═══ Data ═══

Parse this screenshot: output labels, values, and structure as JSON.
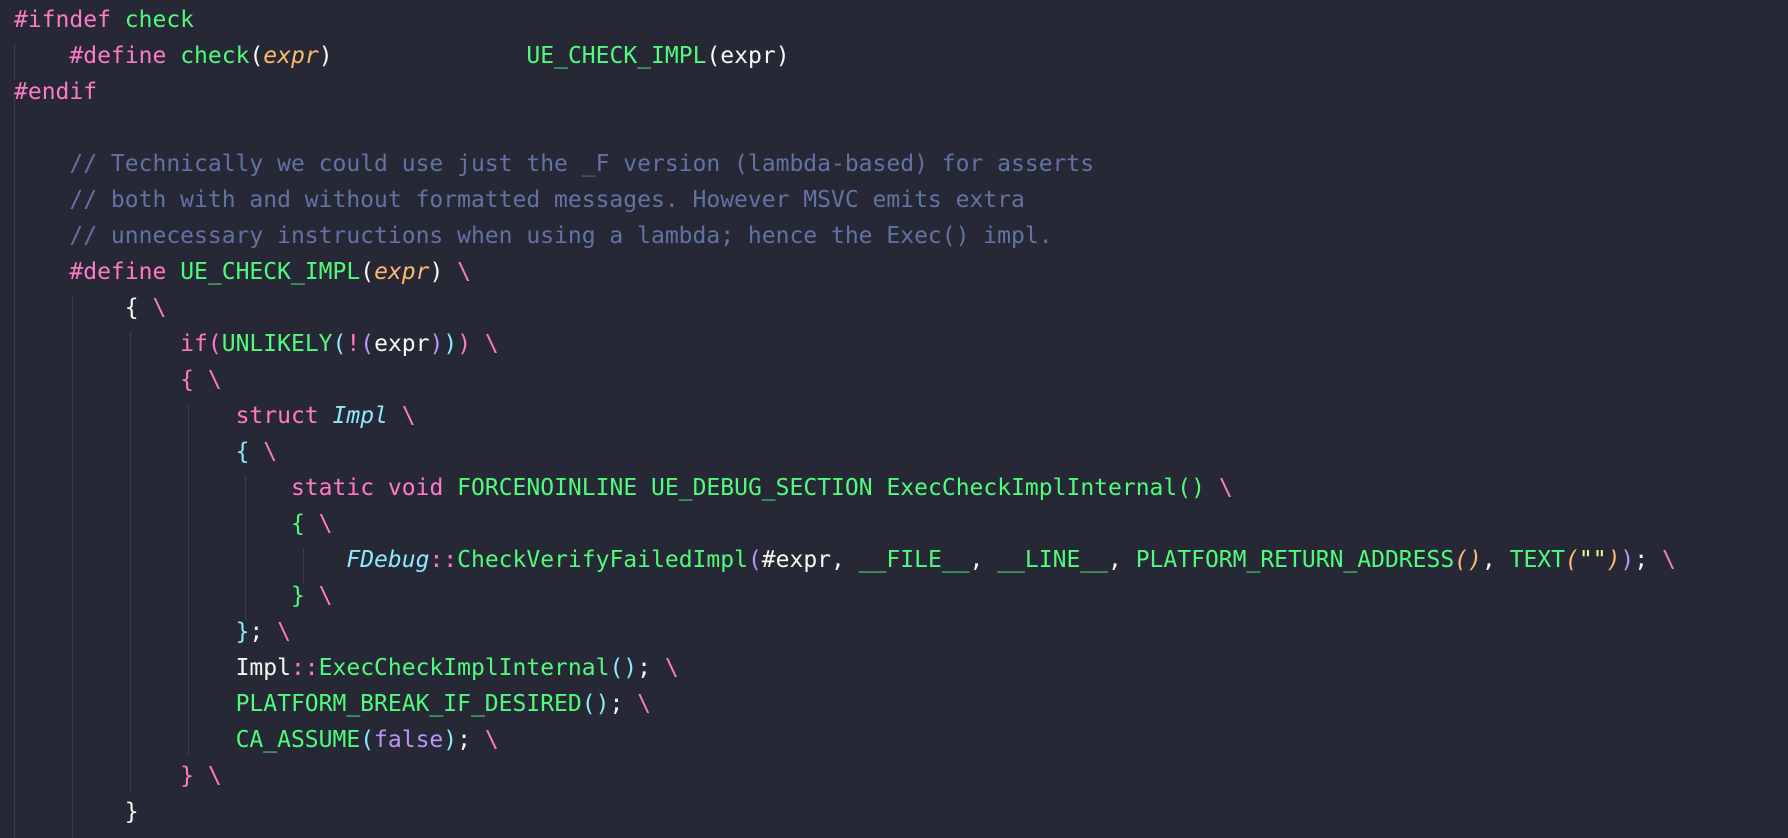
{
  "editor": {
    "lines": [
      {
        "indent": 0,
        "tokens": [
          {
            "t": "#ifndef",
            "c": "pp"
          },
          {
            "t": " "
          },
          {
            "t": "check",
            "c": "fn"
          }
        ]
      },
      {
        "indent": 4,
        "tokens": [
          {
            "t": "#define",
            "c": "pp"
          },
          {
            "t": " "
          },
          {
            "t": "check",
            "c": "fn"
          },
          {
            "t": "(",
            "c": "plain"
          },
          {
            "t": "expr",
            "c": "param"
          },
          {
            "t": ")",
            "c": "plain"
          },
          {
            "t": "              "
          },
          {
            "t": "UE_CHECK_IMPL",
            "c": "fn"
          },
          {
            "t": "(",
            "c": "plain"
          },
          {
            "t": "expr",
            "c": "plain"
          },
          {
            "t": ")",
            "c": "plain"
          }
        ]
      },
      {
        "indent": 0,
        "tokens": [
          {
            "t": "#endif",
            "c": "pp"
          }
        ]
      },
      {
        "indent": 0,
        "tokens": []
      },
      {
        "indent": 4,
        "tokens": [
          {
            "t": "// Technically we could use just the _F version (lambda-based) for asserts",
            "c": "comment"
          }
        ]
      },
      {
        "indent": 4,
        "tokens": [
          {
            "t": "// both with and without formatted messages. However MSVC emits extra",
            "c": "comment"
          }
        ]
      },
      {
        "indent": 4,
        "tokens": [
          {
            "t": "// unnecessary instructions when using a lambda; hence the Exec() impl.",
            "c": "comment"
          }
        ]
      },
      {
        "indent": 4,
        "tokens": [
          {
            "t": "#define",
            "c": "pp"
          },
          {
            "t": " "
          },
          {
            "t": "UE_CHECK_IMPL",
            "c": "fn"
          },
          {
            "t": "(",
            "c": "plain"
          },
          {
            "t": "expr",
            "c": "param"
          },
          {
            "t": ")",
            "c": "plain"
          },
          {
            "t": " "
          },
          {
            "t": "\\",
            "c": "cont"
          }
        ]
      },
      {
        "indent": 8,
        "tokens": [
          {
            "t": "{",
            "c": "plain"
          },
          {
            "t": " "
          },
          {
            "t": "\\",
            "c": "cont"
          }
        ]
      },
      {
        "indent": 12,
        "tokens": [
          {
            "t": "if",
            "c": "kw"
          },
          {
            "t": "(",
            "c": "punct"
          },
          {
            "t": "UNLIKELY",
            "c": "fn"
          },
          {
            "t": "(",
            "c": "p2"
          },
          {
            "t": "!",
            "c": "punct"
          },
          {
            "t": "(",
            "c": "p3"
          },
          {
            "t": "expr",
            "c": "plain"
          },
          {
            "t": ")",
            "c": "p3"
          },
          {
            "t": ")",
            "c": "p2"
          },
          {
            "t": ")",
            "c": "punct"
          },
          {
            "t": " "
          },
          {
            "t": "\\",
            "c": "cont"
          }
        ]
      },
      {
        "indent": 12,
        "tokens": [
          {
            "t": "{",
            "c": "punct"
          },
          {
            "t": " "
          },
          {
            "t": "\\",
            "c": "cont"
          }
        ]
      },
      {
        "indent": 16,
        "tokens": [
          {
            "t": "struct",
            "c": "kw"
          },
          {
            "t": " "
          },
          {
            "t": "Impl",
            "c": "type"
          },
          {
            "t": " "
          },
          {
            "t": "\\",
            "c": "cont"
          }
        ]
      },
      {
        "indent": 16,
        "tokens": [
          {
            "t": "{",
            "c": "p2"
          },
          {
            "t": " "
          },
          {
            "t": "\\",
            "c": "cont"
          }
        ]
      },
      {
        "indent": 20,
        "tokens": [
          {
            "t": "static",
            "c": "kw"
          },
          {
            "t": " "
          },
          {
            "t": "void",
            "c": "kw"
          },
          {
            "t": " "
          },
          {
            "t": "FORCENOINLINE",
            "c": "fn"
          },
          {
            "t": " "
          },
          {
            "t": "UE_DEBUG_SECTION",
            "c": "fn"
          },
          {
            "t": " "
          },
          {
            "t": "ExecCheckImplInternal",
            "c": "fn"
          },
          {
            "t": "()",
            "c": "fn"
          },
          {
            "t": " "
          },
          {
            "t": "\\",
            "c": "cont"
          }
        ]
      },
      {
        "indent": 20,
        "tokens": [
          {
            "t": "{",
            "c": "fn"
          },
          {
            "t": " "
          },
          {
            "t": "\\",
            "c": "cont"
          }
        ]
      },
      {
        "indent": 24,
        "tokens": [
          {
            "t": "FDebug",
            "c": "type"
          },
          {
            "t": "::",
            "c": "punct"
          },
          {
            "t": "CheckVerifyFailedImpl",
            "c": "fn"
          },
          {
            "t": "(",
            "c": "p3"
          },
          {
            "t": "#expr, ",
            "c": "plain"
          },
          {
            "t": "__FILE__",
            "c": "fn"
          },
          {
            "t": ", ",
            "c": "plain"
          },
          {
            "t": "__LINE__",
            "c": "fn"
          },
          {
            "t": ", ",
            "c": "plain"
          },
          {
            "t": "PLATFORM_RETURN_ADDRESS",
            "c": "fn"
          },
          {
            "t": "()",
            "c": "param"
          },
          {
            "t": ", ",
            "c": "plain"
          },
          {
            "t": "TEXT",
            "c": "fn"
          },
          {
            "t": "(",
            "c": "param"
          },
          {
            "t": "\"\"",
            "c": "str"
          },
          {
            "t": ")",
            "c": "param"
          },
          {
            "t": ")",
            "c": "p3"
          },
          {
            "t": ";",
            "c": "plain"
          },
          {
            "t": " "
          },
          {
            "t": "\\",
            "c": "cont"
          }
        ]
      },
      {
        "indent": 20,
        "tokens": [
          {
            "t": "}",
            "c": "fn"
          },
          {
            "t": " "
          },
          {
            "t": "\\",
            "c": "cont"
          }
        ]
      },
      {
        "indent": 16,
        "tokens": [
          {
            "t": "}",
            "c": "p2"
          },
          {
            "t": ";",
            "c": "plain"
          },
          {
            "t": " "
          },
          {
            "t": "\\",
            "c": "cont"
          }
        ]
      },
      {
        "indent": 16,
        "tokens": [
          {
            "t": "Impl",
            "c": "plain"
          },
          {
            "t": "::",
            "c": "punct"
          },
          {
            "t": "ExecCheckImplInternal",
            "c": "fn"
          },
          {
            "t": "()",
            "c": "p2"
          },
          {
            "t": ";",
            "c": "plain"
          },
          {
            "t": " "
          },
          {
            "t": "\\",
            "c": "cont"
          }
        ]
      },
      {
        "indent": 16,
        "tokens": [
          {
            "t": "PLATFORM_BREAK_IF_DESIRED",
            "c": "fn"
          },
          {
            "t": "()",
            "c": "p2"
          },
          {
            "t": ";",
            "c": "plain"
          },
          {
            "t": " "
          },
          {
            "t": "\\",
            "c": "cont"
          }
        ]
      },
      {
        "indent": 16,
        "tokens": [
          {
            "t": "CA_ASSUME",
            "c": "fn"
          },
          {
            "t": "(",
            "c": "p2"
          },
          {
            "t": "false",
            "c": "const"
          },
          {
            "t": ")",
            "c": "p2"
          },
          {
            "t": ";",
            "c": "plain"
          },
          {
            "t": " "
          },
          {
            "t": "\\",
            "c": "cont"
          }
        ]
      },
      {
        "indent": 12,
        "tokens": [
          {
            "t": "}",
            "c": "punct"
          },
          {
            "t": " "
          },
          {
            "t": "\\",
            "c": "cont"
          }
        ]
      },
      {
        "indent": 8,
        "tokens": [
          {
            "t": "}",
            "c": "plain"
          }
        ]
      }
    ]
  },
  "colors": {
    "background": "#262935",
    "preprocessor": "#ff79c6",
    "function": "#50fa7b",
    "parameter": "#ffb86c",
    "comment": "#6272a4",
    "type": "#8be9fd",
    "constant": "#bd93f9"
  }
}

═══

Gather up every line from the listing above in which the word "lambda" occurs.

            "t": "// Technically we could use just the _F version (lambda-based) for asserts",
            "t": "// unnecessary instructions when using a lambda; hence the Exec() impl.",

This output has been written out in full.